** Begin Record list **

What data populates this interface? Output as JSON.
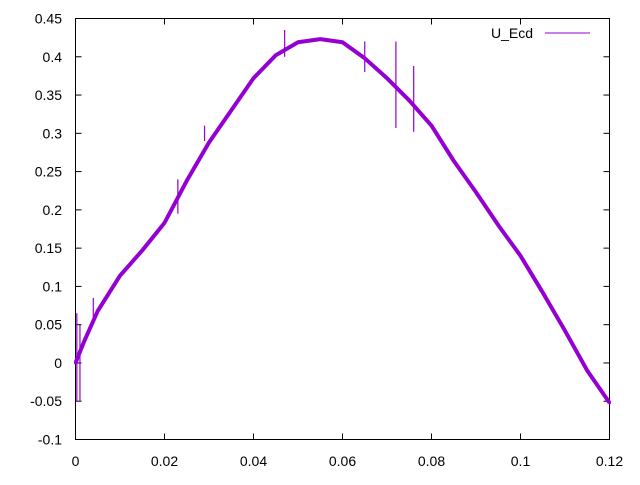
{
  "chart_data": {
    "type": "line",
    "title": "",
    "xlabel": "",
    "ylabel": "",
    "xlim": [
      0,
      0.12
    ],
    "ylim": [
      -0.1,
      0.45
    ],
    "grid": false,
    "legend_position": "top-right",
    "x_ticks": [
      "0",
      "0.02",
      "0.04",
      "0.06",
      "0.08",
      "0.1",
      "0.12"
    ],
    "y_ticks": [
      "-0.1",
      "-0.05",
      "0",
      "0.05",
      "0.1",
      "0.15",
      "0.2",
      "0.25",
      "0.3",
      "0.35",
      "0.4",
      "0.45"
    ],
    "series": [
      {
        "name": "U_Ecd",
        "color": "#9400d3",
        "x": [
          0,
          0.002,
          0.005,
          0.01,
          0.015,
          0.02,
          0.025,
          0.03,
          0.035,
          0.04,
          0.045,
          0.05,
          0.055,
          0.06,
          0.065,
          0.07,
          0.075,
          0.08,
          0.085,
          0.09,
          0.095,
          0.1,
          0.105,
          0.11,
          0.115,
          0.12
        ],
        "y": [
          0.0,
          0.029,
          0.068,
          0.114,
          0.147,
          0.183,
          0.238,
          0.288,
          0.33,
          0.372,
          0.402,
          0.419,
          0.423,
          0.419,
          0.398,
          0.372,
          0.343,
          0.31,
          0.264,
          0.223,
          0.18,
          0.14,
          0.092,
          0.042,
          -0.01,
          -0.052
        ],
        "spikes": [
          [
            0.0003,
            -0.05,
            0.065
          ],
          [
            0.001,
            -0.05,
            0.05
          ],
          [
            0.004,
            0.06,
            0.085
          ],
          [
            0.023,
            0.195,
            0.24
          ],
          [
            0.029,
            0.29,
            0.31
          ],
          [
            0.047,
            0.4,
            0.435
          ],
          [
            0.065,
            0.38,
            0.42
          ],
          [
            0.072,
            0.307,
            0.42
          ],
          [
            0.076,
            0.302,
            0.388
          ]
        ]
      }
    ]
  }
}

** End Record list **

What is needed
Without the pictures, output the full listing exactly as it stands.

Correct result
What data populates this interface? Output as JSON.
{
  "chart_data": {
    "type": "line",
    "title": "",
    "xlabel": "",
    "ylabel": "",
    "xlim": [
      0,
      0.12
    ],
    "ylim": [
      -0.1,
      0.45
    ],
    "grid": false,
    "legend_position": "top-right",
    "x_ticks": [
      "0",
      "0.02",
      "0.04",
      "0.06",
      "0.08",
      "0.1",
      "0.12"
    ],
    "y_ticks": [
      "-0.1",
      "-0.05",
      "0",
      "0.05",
      "0.1",
      "0.15",
      "0.2",
      "0.25",
      "0.3",
      "0.35",
      "0.4",
      "0.45"
    ],
    "series": [
      {
        "name": "U_Ecd",
        "color": "#9400d3",
        "x": [
          0,
          0.002,
          0.005,
          0.01,
          0.015,
          0.02,
          0.025,
          0.03,
          0.035,
          0.04,
          0.045,
          0.05,
          0.055,
          0.06,
          0.065,
          0.07,
          0.075,
          0.08,
          0.085,
          0.09,
          0.095,
          0.1,
          0.105,
          0.11,
          0.115,
          0.12
        ],
        "y": [
          0.0,
          0.029,
          0.068,
          0.114,
          0.147,
          0.183,
          0.238,
          0.288,
          0.33,
          0.372,
          0.402,
          0.419,
          0.423,
          0.419,
          0.398,
          0.372,
          0.343,
          0.31,
          0.264,
          0.223,
          0.18,
          0.14,
          0.092,
          0.042,
          -0.01,
          -0.052
        ],
        "spikes": [
          [
            0.0003,
            -0.05,
            0.065
          ],
          [
            0.001,
            -0.05,
            0.05
          ],
          [
            0.004,
            0.06,
            0.085
          ],
          [
            0.023,
            0.195,
            0.24
          ],
          [
            0.029,
            0.29,
            0.31
          ],
          [
            0.047,
            0.4,
            0.435
          ],
          [
            0.065,
            0.38,
            0.42
          ],
          [
            0.072,
            0.307,
            0.42
          ],
          [
            0.076,
            0.302,
            0.388
          ]
        ]
      }
    ]
  }
}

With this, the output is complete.